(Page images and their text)
________
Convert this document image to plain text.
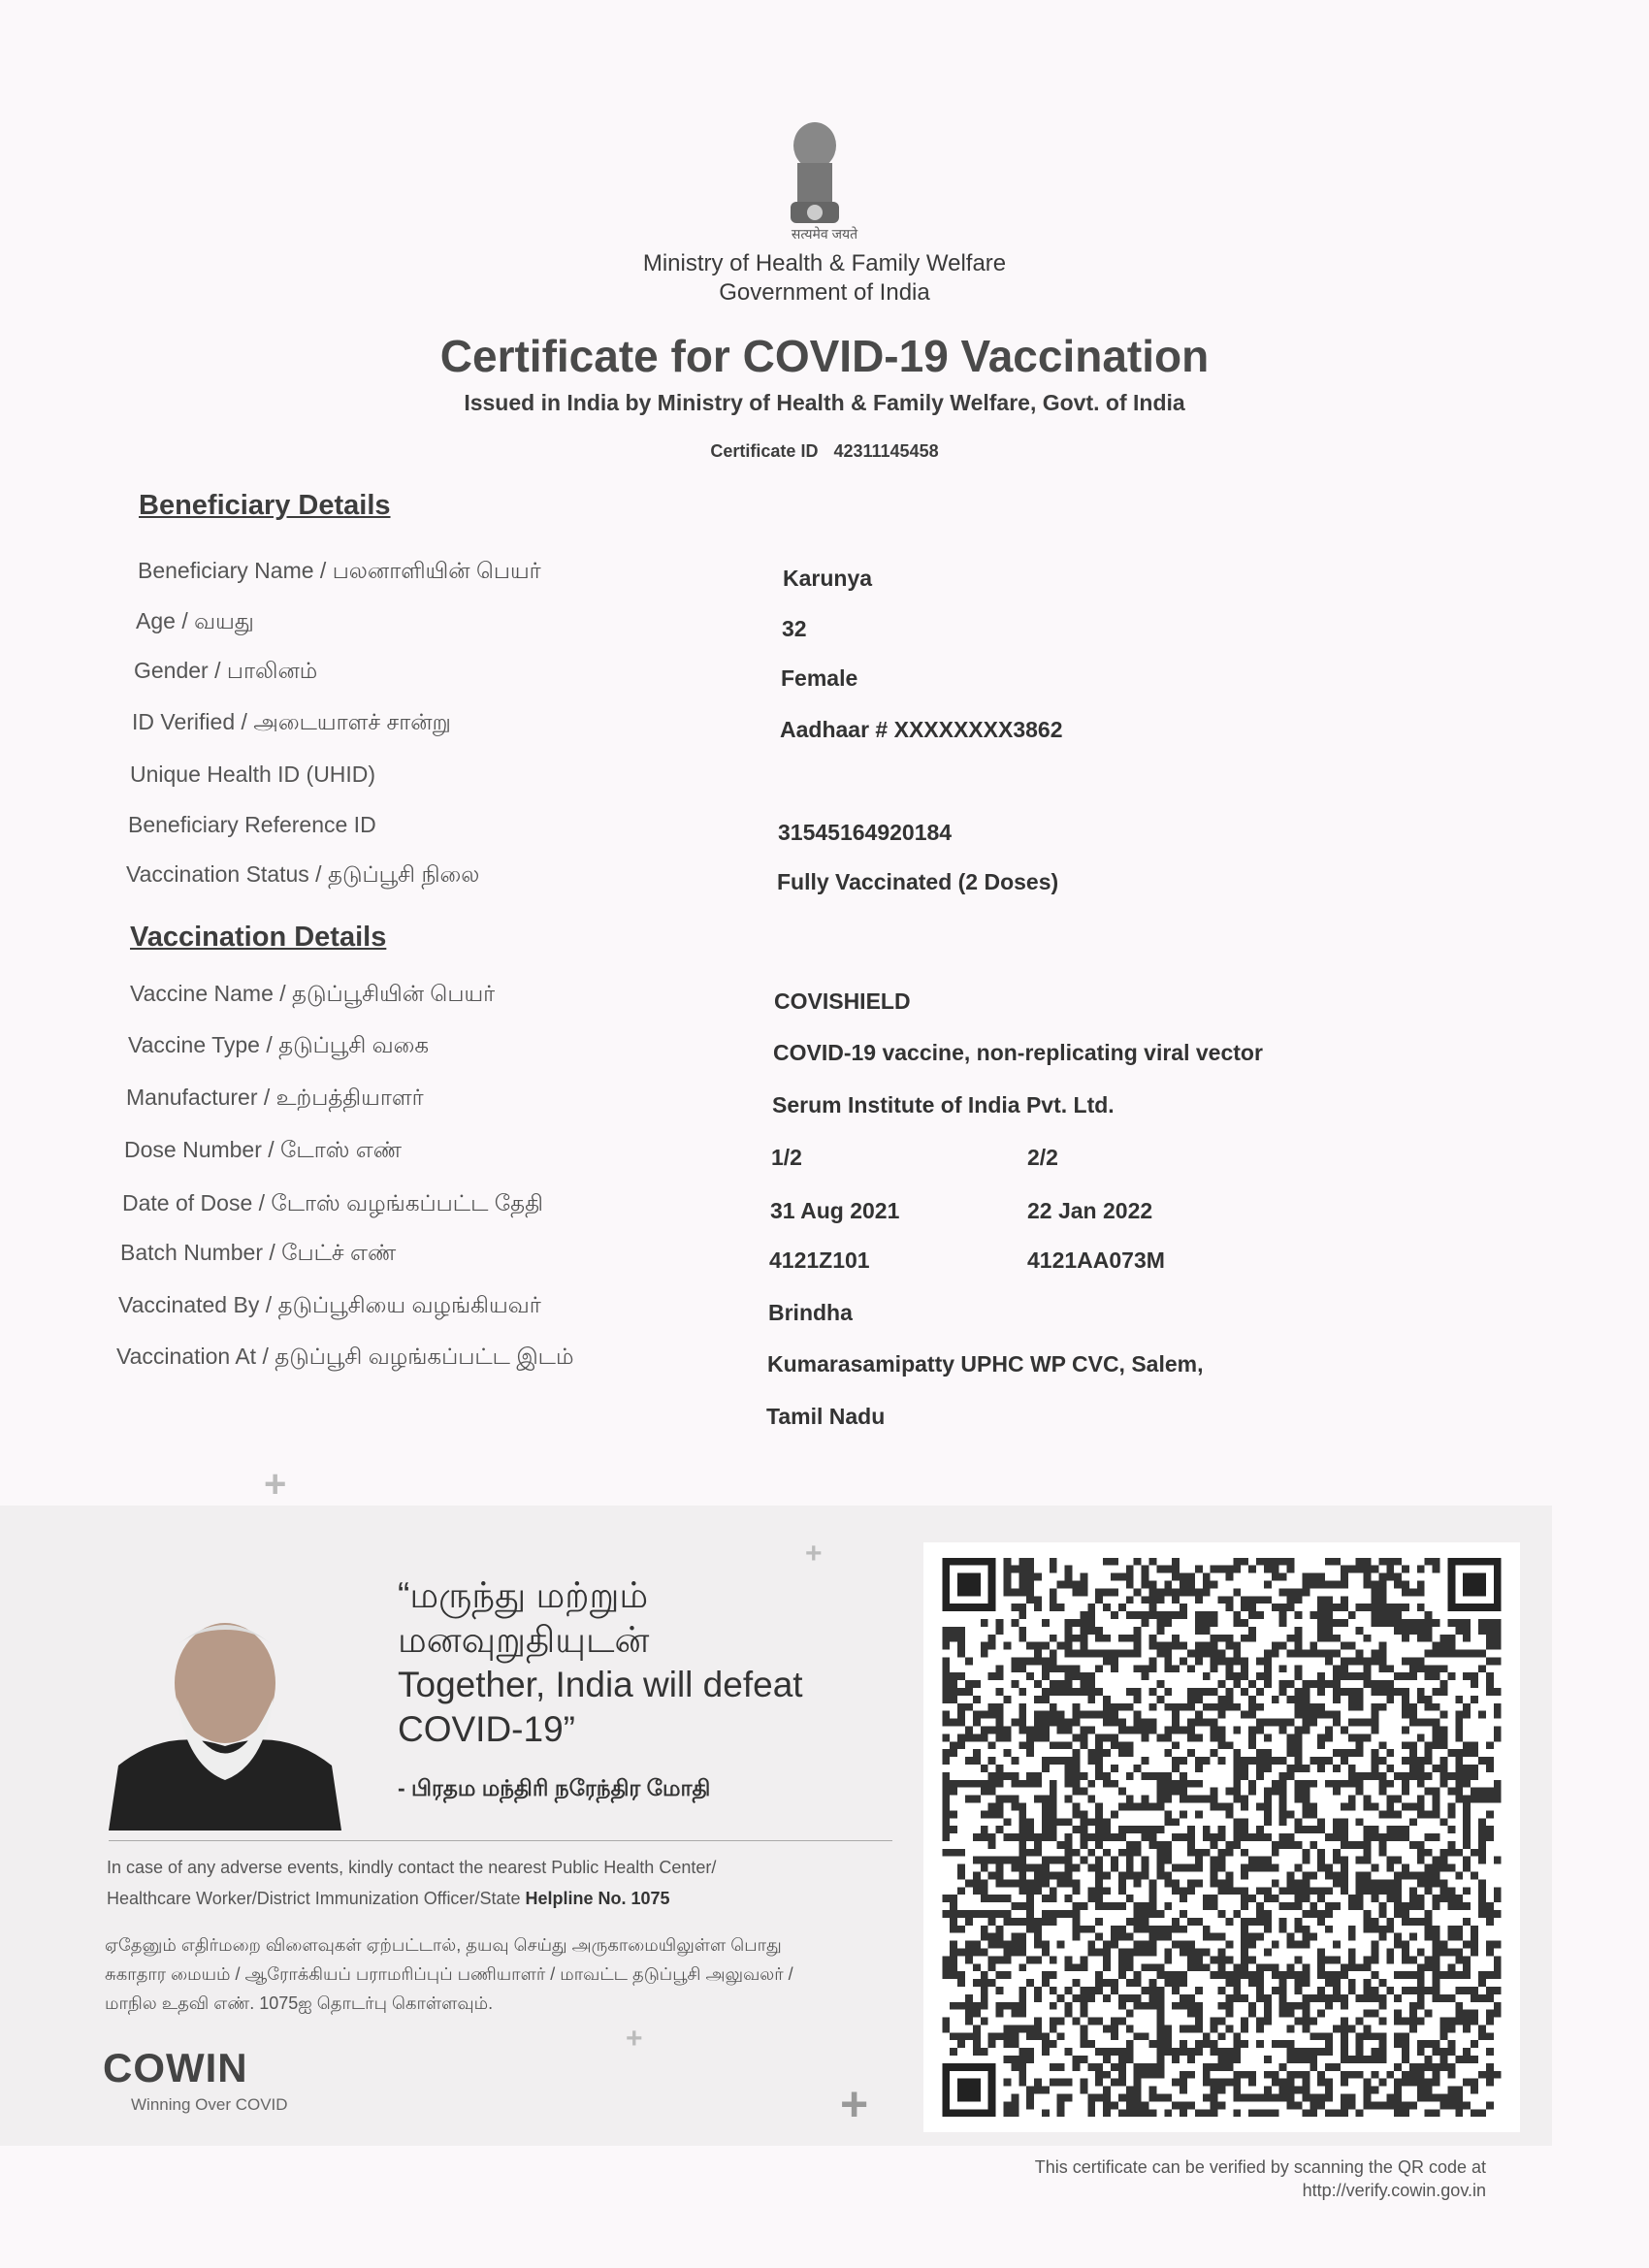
सत्यमेव जयते
Ministry of Health & Family Welfare
Government of India
Certificate for COVID-19 Vaccination
Issued in India by Ministry of Health & Family Welfare, Govt. of India
Certificate ID 42311145458
Beneficiary Details
Beneficiary Name / பலனாளியின் பெயர்	Karunya
Age / வயது	32
Gender / பாலினம்	Female
ID Verified / அடையாளச் சான்று	Aadhaar # XXXXXXXX3862
Unique Health ID (UHID)
Beneficiary Reference ID	31545164920184
Vaccination Status / தடுப்பூசி நிலை	Fully Vaccinated (2 Doses)
Vaccination Details
Vaccine Name / தடுப்பூசியின் பெயர்	COVISHIELD
Vaccine Type / தடுப்பூசி வகை	COVID-19 vaccine, non-replicating viral vector
Manufacturer / உற்பத்தியாளர்	Serum Institute of India Pvt. Ltd.
Dose Number / டோஸ் எண்	1/2	2/2
Date of Dose / டோஸ் வழங்கப்பட்ட தேதி	31 Aug 2021	22 Jan 2022
Batch Number / பேட்ச் எண்	4121Z101	4121AA073M
Vaccinated By / தடுப்பூசியை வழங்கியவர்	Brindha
Vaccination At / தடுப்பூசி வழங்கப்பட்ட இடம்	Kumarasamipatty UPHC WP CVC, Salem,
Tamil Nadu
+
+
+
+
“மருந்து மற்றும்
மனவுறுதியுடன்
Together, India will defeat
COVID-19”
- பிரதம மந்திரி நரேந்திர மோதி
In case of any adverse events, kindly contact the nearest Public Health Center/
Healthcare Worker/District Immunization Officer/State Helpline No. 1075
ஏதேனும் எதிர்மறை விளைவுகள் ஏற்பட்டால், தயவு செய்து அருகாமையிலுள்ள பொது
சுகாதார மையம் / ஆரோக்கியப் பராமரிப்புப் பணியாளர் / மாவட்ட தடுப்பூசி அலுவலர் /
மாநில உதவி எண். 1075ஐ தொடர்பு கொள்ளவும்.
COWIN
Winning Over COVID
This certificate can be verified by scanning the QR code at
http://verify.cowin.gov.in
________
** Requirement **
When a line of the records holds the word "COVID", copy that line.

** Answer for this exercise **
Certificate for COVID-19 Vaccination
Vaccine Type / தடுப்பூசி வகை	COVID-19 vaccine, non-replicating viral vector
COVID-19”
Winning Over COVID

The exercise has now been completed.